╭──

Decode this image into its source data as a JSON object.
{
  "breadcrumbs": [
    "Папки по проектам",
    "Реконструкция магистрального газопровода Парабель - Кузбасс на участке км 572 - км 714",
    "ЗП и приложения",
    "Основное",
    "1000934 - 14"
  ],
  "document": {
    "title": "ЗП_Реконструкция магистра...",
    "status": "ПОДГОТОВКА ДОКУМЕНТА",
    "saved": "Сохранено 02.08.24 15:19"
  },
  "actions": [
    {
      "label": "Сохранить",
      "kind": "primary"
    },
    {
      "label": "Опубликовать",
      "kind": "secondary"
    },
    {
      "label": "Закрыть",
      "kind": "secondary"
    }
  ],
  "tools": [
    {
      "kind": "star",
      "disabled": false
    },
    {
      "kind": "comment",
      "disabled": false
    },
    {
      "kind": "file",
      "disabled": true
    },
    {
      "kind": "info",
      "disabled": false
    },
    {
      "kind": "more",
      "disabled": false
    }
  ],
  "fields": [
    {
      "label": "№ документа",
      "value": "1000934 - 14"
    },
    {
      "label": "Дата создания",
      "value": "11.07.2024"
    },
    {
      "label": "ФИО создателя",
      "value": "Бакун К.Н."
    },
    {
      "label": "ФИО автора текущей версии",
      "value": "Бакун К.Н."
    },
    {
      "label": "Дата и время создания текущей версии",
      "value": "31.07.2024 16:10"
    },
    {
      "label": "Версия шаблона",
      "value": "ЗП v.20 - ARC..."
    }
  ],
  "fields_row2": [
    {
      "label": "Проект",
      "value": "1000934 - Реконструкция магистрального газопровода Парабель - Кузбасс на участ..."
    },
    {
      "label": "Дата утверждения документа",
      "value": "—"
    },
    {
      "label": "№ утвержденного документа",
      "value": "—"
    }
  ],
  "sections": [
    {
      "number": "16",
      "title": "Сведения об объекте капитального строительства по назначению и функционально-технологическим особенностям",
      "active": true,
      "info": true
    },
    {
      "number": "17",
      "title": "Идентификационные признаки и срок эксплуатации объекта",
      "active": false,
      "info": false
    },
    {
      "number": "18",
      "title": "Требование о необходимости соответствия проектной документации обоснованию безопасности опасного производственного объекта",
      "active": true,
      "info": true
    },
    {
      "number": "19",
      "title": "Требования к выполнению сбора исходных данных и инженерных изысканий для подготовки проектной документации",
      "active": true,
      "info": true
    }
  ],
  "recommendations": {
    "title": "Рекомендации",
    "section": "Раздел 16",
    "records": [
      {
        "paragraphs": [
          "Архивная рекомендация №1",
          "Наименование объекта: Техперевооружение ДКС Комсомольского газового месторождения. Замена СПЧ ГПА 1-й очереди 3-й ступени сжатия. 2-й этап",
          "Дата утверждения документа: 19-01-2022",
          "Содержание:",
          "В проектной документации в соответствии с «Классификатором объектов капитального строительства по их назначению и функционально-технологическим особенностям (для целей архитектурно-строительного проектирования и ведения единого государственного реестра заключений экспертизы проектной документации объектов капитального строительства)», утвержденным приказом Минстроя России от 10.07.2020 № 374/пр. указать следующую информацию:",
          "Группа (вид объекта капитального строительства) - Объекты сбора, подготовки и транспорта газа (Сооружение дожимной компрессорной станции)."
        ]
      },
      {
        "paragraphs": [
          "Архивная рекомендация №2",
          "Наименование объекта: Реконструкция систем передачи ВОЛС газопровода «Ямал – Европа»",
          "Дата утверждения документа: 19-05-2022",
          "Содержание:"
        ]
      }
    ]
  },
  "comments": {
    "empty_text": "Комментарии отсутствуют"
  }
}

╰──

Problem to solve
Copy out every line of the listing that contains the string "версии".

Solution for this exercise
      "label": "ФИО автора текущей версии",
      "label": "Дата и время создания текущей версии",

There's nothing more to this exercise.